Data provided -
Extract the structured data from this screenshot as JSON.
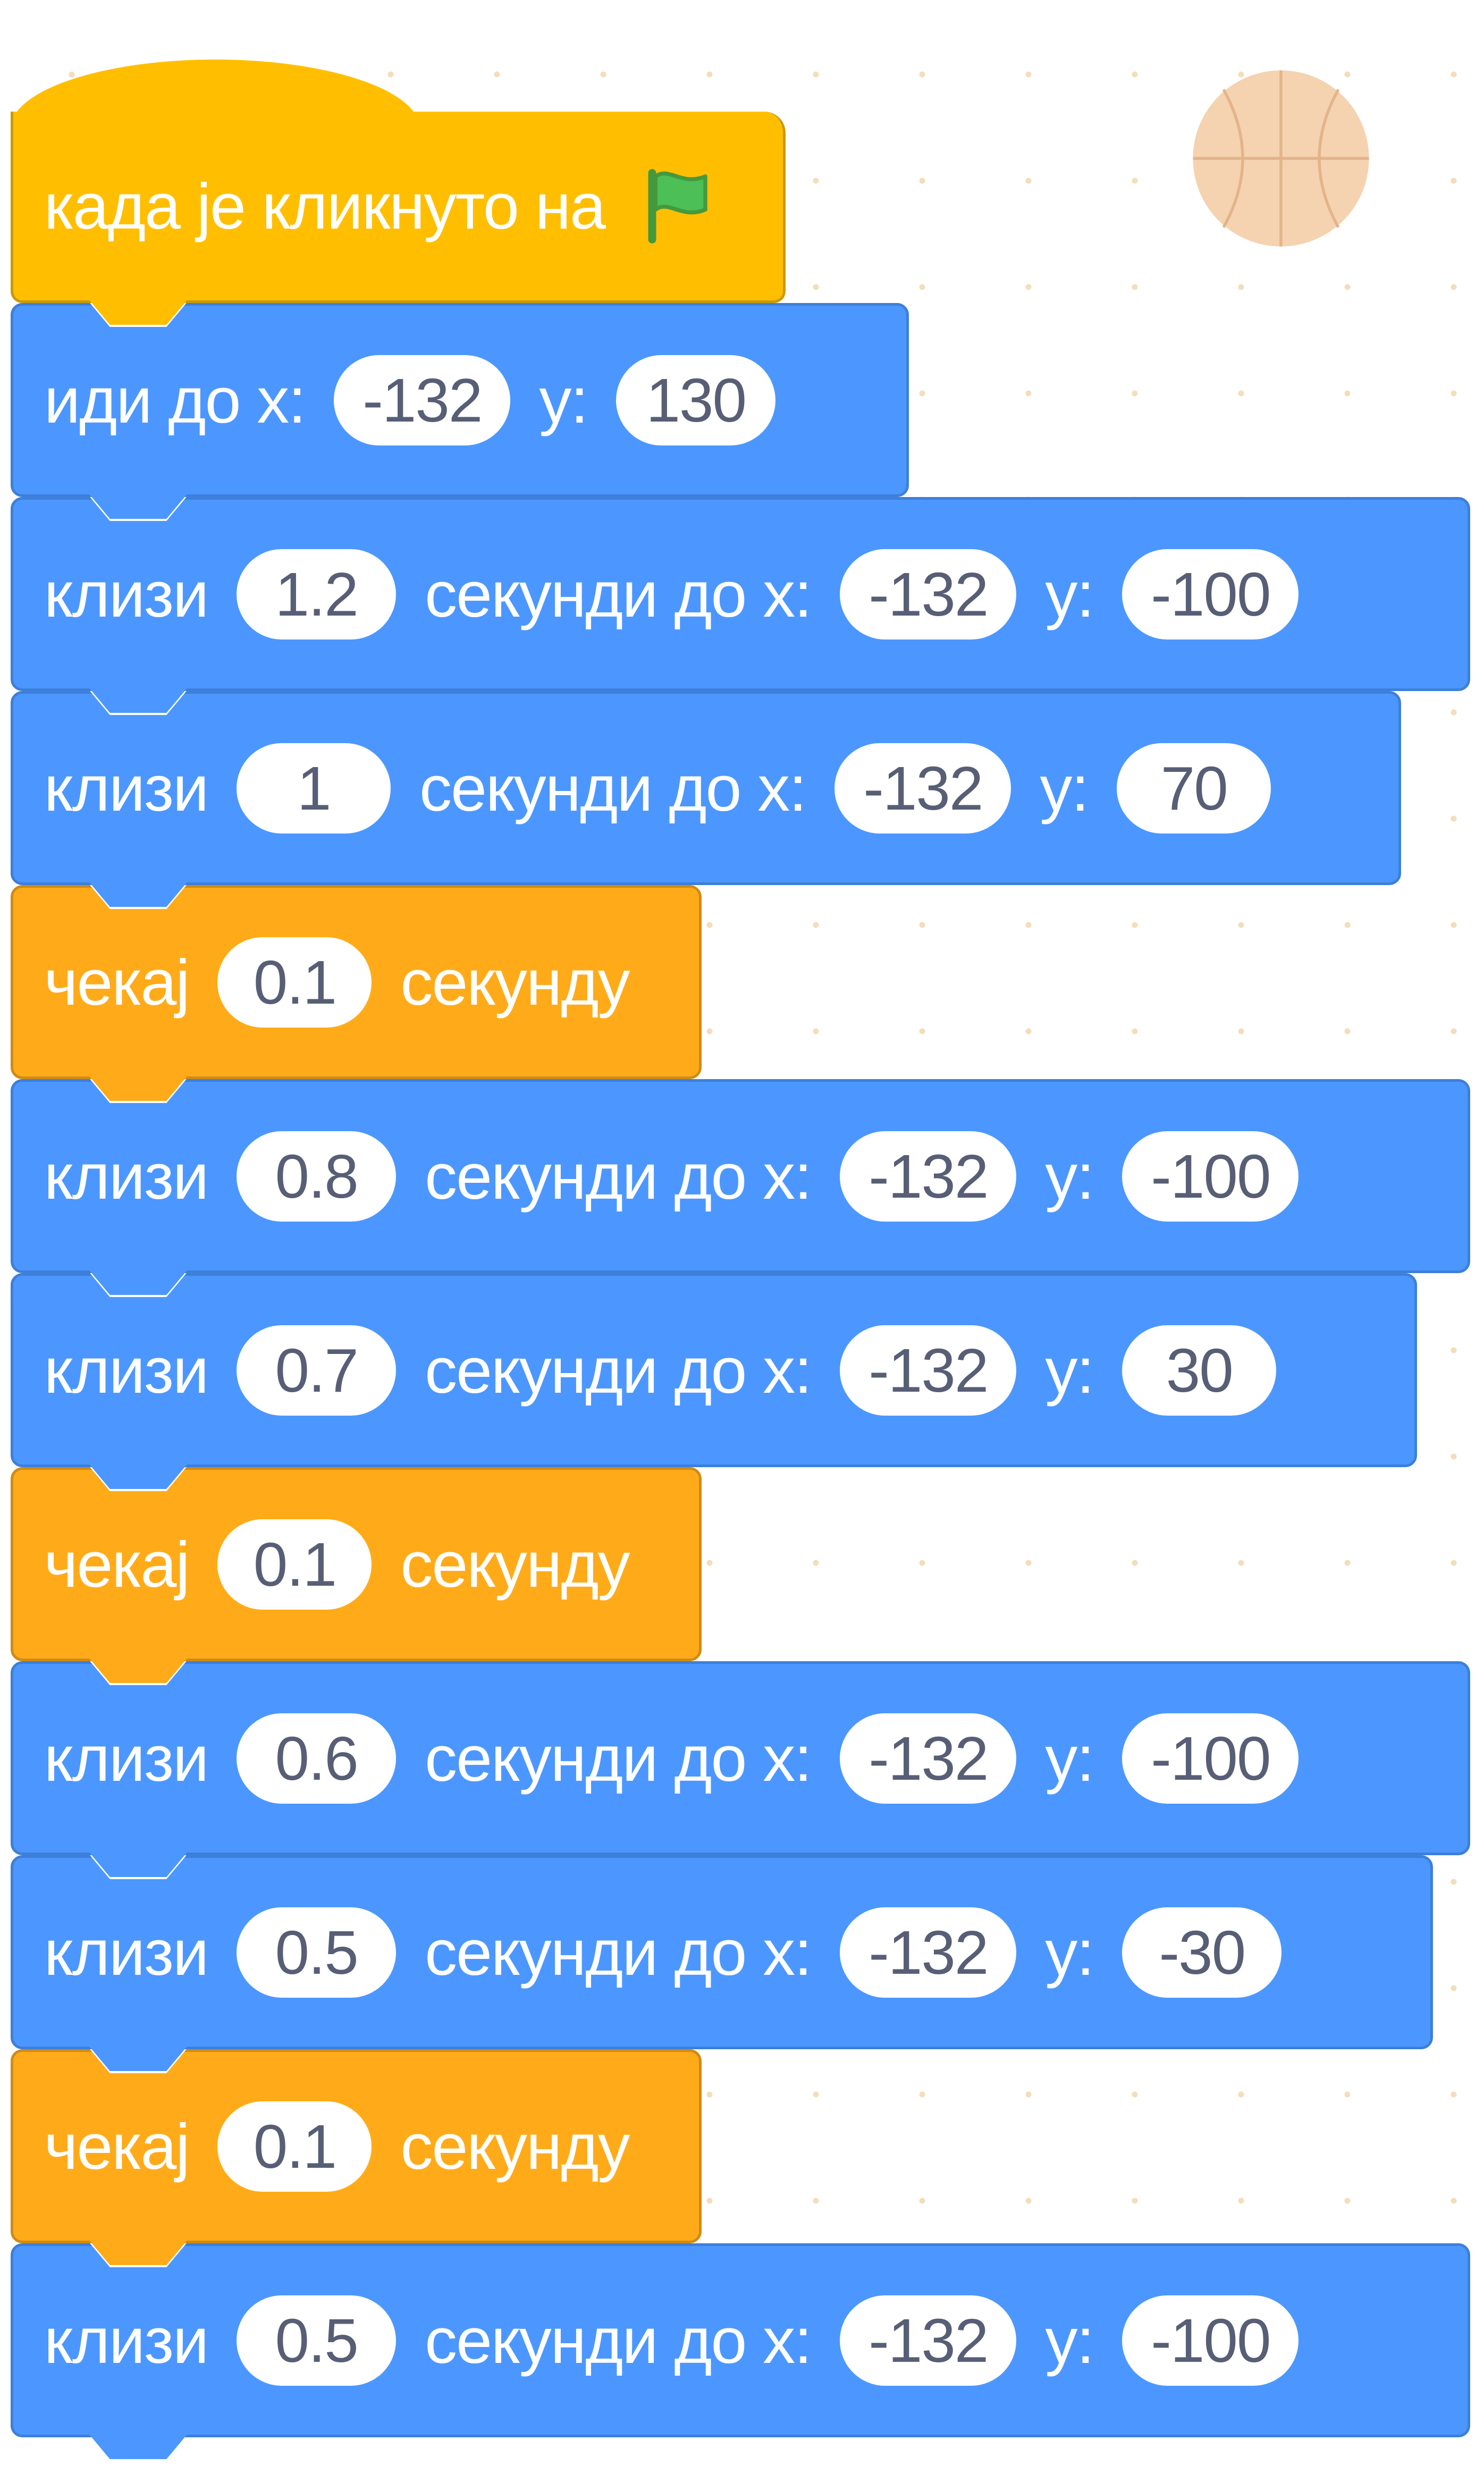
{
  "sprite_icon": "basketball-sprite-icon",
  "flag_icon": "green-flag-icon",
  "colors": {
    "motion": "#4c97ff",
    "control": "#ffab19",
    "events": "#ffbf00",
    "input_text": "#575e75"
  },
  "script": {
    "hat_label": "када је кликнуто на",
    "goto": {
      "label_x": "иди до x:",
      "x": "-132",
      "label_y": "y:",
      "y": "130"
    },
    "glides": [
      {
        "label": "клизи",
        "secs": "1.2",
        "label_to_x": "секунди до x:",
        "x": "-132",
        "label_y": "y:",
        "y": "-100"
      },
      {
        "label": "клизи",
        "secs": "1",
        "label_to_x": "секунди до x:",
        "x": "-132",
        "label_y": "y:",
        "y": "70"
      },
      {
        "label": "клизи",
        "secs": "0.8",
        "label_to_x": "секунди до x:",
        "x": "-132",
        "label_y": "y:",
        "y": "-100"
      },
      {
        "label": "клизи",
        "secs": "0.7",
        "label_to_x": "секунди до x:",
        "x": "-132",
        "label_y": "y:",
        "y": "30"
      },
      {
        "label": "клизи",
        "secs": "0.6",
        "label_to_x": "секунди до x:",
        "x": "-132",
        "label_y": "y:",
        "y": "-100"
      },
      {
        "label": "клизи",
        "secs": "0.5",
        "label_to_x": "секунди до x:",
        "x": "-132",
        "label_y": "y:",
        "y": "-30"
      },
      {
        "label": "клизи",
        "secs": "0.5",
        "label_to_x": "секунди до x:",
        "x": "-132",
        "label_y": "y:",
        "y": "-100"
      }
    ],
    "waits": [
      {
        "label": "чекај",
        "secs": "0.1",
        "unit": "секунду"
      },
      {
        "label": "чекај",
        "secs": "0.1",
        "unit": "секунду"
      },
      {
        "label": "чекај",
        "secs": "0.1",
        "unit": "секунду"
      }
    ]
  }
}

Task brief -
From the material above, copy each line that includes the word "secs".

Exercise output -
        "secs": "1.2",
        "secs": "1",
        "secs": "0.8",
        "secs": "0.7",
        "secs": "0.6",
        "secs": "0.5",
        "secs": "0.5",
        "secs": "0.1",
        "secs": "0.1",
        "secs": "0.1",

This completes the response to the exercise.